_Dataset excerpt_
━━━━━━━━━━━━━━━━━━━━━━━━━━━━━━
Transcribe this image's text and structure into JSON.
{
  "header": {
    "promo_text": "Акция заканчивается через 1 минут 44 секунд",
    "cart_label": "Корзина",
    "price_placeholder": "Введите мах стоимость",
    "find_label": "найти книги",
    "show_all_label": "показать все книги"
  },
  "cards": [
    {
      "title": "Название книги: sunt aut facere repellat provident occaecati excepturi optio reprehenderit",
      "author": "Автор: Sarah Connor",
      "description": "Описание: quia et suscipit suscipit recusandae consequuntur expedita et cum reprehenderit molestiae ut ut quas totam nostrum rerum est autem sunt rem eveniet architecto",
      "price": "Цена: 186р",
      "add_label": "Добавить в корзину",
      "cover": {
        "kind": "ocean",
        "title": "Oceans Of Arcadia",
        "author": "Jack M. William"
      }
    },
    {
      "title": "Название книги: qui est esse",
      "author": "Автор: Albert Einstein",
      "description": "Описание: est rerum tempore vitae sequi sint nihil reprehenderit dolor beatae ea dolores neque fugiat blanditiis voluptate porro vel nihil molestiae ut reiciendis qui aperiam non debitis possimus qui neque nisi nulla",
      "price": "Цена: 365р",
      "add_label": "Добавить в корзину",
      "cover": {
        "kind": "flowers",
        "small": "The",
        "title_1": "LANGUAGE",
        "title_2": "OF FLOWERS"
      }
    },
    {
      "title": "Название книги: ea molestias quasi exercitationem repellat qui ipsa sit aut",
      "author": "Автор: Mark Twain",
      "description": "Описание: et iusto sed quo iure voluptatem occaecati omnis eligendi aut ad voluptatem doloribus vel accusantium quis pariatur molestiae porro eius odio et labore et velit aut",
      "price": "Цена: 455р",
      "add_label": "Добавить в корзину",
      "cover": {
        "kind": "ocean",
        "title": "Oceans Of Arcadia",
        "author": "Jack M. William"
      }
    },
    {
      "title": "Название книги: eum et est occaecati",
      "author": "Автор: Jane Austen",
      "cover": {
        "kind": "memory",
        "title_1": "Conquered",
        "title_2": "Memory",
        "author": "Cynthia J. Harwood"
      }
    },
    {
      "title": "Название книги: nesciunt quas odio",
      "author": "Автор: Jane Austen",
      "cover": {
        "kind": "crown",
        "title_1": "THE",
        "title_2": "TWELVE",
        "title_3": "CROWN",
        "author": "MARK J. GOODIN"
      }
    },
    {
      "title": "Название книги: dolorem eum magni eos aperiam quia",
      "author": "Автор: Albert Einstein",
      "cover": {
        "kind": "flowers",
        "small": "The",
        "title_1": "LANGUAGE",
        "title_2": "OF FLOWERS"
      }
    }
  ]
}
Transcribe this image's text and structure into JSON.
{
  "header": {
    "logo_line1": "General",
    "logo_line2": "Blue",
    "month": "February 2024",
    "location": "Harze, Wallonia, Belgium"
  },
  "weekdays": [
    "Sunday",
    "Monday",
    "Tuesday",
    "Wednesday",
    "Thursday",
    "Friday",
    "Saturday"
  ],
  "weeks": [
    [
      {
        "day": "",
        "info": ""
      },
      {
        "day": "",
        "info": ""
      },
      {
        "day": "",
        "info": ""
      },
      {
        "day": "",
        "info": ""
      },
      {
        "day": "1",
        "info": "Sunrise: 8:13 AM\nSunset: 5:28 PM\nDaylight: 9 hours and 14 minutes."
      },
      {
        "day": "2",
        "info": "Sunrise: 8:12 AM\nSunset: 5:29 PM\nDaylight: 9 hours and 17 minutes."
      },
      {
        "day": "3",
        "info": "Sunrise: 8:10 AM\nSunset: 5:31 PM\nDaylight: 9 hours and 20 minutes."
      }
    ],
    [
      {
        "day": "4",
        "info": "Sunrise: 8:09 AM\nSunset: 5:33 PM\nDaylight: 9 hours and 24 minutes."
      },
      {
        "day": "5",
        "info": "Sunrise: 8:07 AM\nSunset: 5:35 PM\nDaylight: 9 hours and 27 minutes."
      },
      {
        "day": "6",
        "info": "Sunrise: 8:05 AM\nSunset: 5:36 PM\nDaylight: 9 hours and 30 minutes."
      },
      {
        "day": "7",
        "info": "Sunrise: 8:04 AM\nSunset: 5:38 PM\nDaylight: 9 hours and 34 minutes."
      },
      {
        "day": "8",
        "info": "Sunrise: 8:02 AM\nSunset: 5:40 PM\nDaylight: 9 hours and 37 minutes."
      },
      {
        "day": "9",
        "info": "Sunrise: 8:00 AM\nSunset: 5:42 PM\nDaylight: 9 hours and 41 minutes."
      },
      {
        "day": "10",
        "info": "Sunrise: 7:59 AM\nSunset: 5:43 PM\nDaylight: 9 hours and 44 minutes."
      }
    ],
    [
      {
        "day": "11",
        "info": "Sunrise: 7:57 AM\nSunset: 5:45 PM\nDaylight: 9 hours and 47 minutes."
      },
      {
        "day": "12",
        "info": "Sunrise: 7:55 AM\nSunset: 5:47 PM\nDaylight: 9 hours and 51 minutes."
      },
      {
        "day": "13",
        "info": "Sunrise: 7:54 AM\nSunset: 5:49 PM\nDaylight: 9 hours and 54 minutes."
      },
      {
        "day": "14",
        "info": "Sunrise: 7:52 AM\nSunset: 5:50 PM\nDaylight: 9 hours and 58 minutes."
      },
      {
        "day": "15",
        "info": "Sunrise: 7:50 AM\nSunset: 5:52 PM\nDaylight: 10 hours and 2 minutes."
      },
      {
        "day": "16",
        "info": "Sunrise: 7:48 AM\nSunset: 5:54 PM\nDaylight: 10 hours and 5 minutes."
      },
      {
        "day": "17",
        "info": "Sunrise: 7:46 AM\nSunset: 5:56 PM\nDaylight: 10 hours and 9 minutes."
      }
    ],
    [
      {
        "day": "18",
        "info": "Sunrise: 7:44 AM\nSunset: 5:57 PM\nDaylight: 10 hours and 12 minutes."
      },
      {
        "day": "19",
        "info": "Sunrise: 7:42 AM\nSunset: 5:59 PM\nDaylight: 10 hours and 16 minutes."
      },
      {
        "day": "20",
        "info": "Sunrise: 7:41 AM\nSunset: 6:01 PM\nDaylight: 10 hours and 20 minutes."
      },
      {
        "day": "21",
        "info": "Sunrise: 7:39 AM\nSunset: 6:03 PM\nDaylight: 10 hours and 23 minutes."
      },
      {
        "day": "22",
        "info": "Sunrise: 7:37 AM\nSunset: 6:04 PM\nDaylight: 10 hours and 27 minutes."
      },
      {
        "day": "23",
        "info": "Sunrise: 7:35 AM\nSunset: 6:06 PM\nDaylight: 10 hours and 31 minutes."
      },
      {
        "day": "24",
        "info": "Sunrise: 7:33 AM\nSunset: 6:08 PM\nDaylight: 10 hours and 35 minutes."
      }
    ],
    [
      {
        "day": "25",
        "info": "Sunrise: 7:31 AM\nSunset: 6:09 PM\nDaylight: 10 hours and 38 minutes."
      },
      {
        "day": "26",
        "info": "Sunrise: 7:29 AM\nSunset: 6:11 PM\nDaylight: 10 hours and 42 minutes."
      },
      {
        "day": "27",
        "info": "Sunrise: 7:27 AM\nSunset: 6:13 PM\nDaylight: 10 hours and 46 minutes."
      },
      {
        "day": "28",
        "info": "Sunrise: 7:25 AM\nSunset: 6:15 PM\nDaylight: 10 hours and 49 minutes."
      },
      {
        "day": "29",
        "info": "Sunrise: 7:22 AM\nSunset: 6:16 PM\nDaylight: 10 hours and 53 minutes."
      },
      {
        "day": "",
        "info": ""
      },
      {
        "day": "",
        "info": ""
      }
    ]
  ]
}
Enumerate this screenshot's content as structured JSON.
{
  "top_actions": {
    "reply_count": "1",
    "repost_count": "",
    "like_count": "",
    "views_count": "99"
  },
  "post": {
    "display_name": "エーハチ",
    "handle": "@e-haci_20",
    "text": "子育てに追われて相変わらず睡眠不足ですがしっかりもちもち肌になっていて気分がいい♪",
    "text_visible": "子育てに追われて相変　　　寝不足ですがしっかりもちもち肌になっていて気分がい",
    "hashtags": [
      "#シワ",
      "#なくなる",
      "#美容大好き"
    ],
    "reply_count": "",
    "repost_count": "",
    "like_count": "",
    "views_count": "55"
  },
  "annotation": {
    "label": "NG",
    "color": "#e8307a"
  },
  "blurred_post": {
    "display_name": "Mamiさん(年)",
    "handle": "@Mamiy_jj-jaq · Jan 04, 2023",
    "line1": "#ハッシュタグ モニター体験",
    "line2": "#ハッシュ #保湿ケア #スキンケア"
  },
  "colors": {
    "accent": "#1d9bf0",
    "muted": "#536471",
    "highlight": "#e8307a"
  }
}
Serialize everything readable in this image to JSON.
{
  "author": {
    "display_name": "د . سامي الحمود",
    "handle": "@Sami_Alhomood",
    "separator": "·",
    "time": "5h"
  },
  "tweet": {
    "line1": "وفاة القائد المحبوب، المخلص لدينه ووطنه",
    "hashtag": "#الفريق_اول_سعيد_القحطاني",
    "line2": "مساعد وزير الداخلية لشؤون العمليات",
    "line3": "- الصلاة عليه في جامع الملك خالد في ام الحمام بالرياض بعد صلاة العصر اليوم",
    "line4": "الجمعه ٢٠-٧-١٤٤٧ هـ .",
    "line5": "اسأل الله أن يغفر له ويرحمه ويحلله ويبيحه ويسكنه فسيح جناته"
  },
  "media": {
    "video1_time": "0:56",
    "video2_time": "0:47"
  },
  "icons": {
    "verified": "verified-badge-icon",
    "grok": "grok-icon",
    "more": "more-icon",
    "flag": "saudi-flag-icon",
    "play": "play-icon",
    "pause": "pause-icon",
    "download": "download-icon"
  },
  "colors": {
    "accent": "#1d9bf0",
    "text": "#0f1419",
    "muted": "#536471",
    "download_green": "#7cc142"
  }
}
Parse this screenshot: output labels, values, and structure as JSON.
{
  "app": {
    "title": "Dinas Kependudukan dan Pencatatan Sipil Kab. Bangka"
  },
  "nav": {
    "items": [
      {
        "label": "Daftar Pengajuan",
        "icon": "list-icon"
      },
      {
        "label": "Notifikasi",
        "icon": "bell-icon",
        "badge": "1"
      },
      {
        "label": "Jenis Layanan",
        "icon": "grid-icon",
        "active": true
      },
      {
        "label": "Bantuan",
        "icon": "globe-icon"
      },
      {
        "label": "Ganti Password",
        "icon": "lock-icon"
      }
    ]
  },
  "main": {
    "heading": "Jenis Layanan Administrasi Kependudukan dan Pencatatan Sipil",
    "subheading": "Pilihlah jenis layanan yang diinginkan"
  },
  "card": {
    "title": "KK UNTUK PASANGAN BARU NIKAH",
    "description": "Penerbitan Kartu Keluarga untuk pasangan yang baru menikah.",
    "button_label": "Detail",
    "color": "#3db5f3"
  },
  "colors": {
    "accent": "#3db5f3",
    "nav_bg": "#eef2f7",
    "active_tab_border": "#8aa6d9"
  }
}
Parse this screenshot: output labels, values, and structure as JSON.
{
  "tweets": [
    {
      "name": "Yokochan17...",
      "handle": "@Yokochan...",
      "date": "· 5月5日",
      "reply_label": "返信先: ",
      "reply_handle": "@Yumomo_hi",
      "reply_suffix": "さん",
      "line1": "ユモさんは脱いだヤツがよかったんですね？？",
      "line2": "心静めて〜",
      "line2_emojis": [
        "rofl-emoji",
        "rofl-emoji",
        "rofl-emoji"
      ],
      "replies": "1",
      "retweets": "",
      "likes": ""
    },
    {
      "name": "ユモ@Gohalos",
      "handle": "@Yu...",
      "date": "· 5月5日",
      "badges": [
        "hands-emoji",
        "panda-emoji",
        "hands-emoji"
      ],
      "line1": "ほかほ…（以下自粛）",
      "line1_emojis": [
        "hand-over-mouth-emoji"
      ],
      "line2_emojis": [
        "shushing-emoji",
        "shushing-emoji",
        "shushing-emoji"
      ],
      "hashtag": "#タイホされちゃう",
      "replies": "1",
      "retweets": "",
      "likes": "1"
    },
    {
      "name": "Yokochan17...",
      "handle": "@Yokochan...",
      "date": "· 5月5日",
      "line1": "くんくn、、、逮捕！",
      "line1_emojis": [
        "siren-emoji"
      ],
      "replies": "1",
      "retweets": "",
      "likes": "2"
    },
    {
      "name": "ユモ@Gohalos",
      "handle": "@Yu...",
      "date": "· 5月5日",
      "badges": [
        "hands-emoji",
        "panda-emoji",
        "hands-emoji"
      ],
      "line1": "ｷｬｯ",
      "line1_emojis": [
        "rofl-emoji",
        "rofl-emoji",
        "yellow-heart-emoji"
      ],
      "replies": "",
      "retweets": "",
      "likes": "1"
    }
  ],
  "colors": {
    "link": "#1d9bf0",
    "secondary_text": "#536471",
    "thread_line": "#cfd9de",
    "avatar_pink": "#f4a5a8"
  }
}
━━━━━━━━━━━━━━━━━━━━━━━━━━━━━━
_WHAT IS NEEDED_
Extract every line from the records above that contains the word "sunt".

_TASK RESULT_
      "title": "Название книги: sunt aut facere repellat provident occaecati excepturi optio reprehenderit",
      "description": "Описание: quia et suscipit suscipit recusandae consequuntur expedita et cum reprehenderit molestiae ut ut quas totam nostrum rerum est autem sunt rem eveniet architecto",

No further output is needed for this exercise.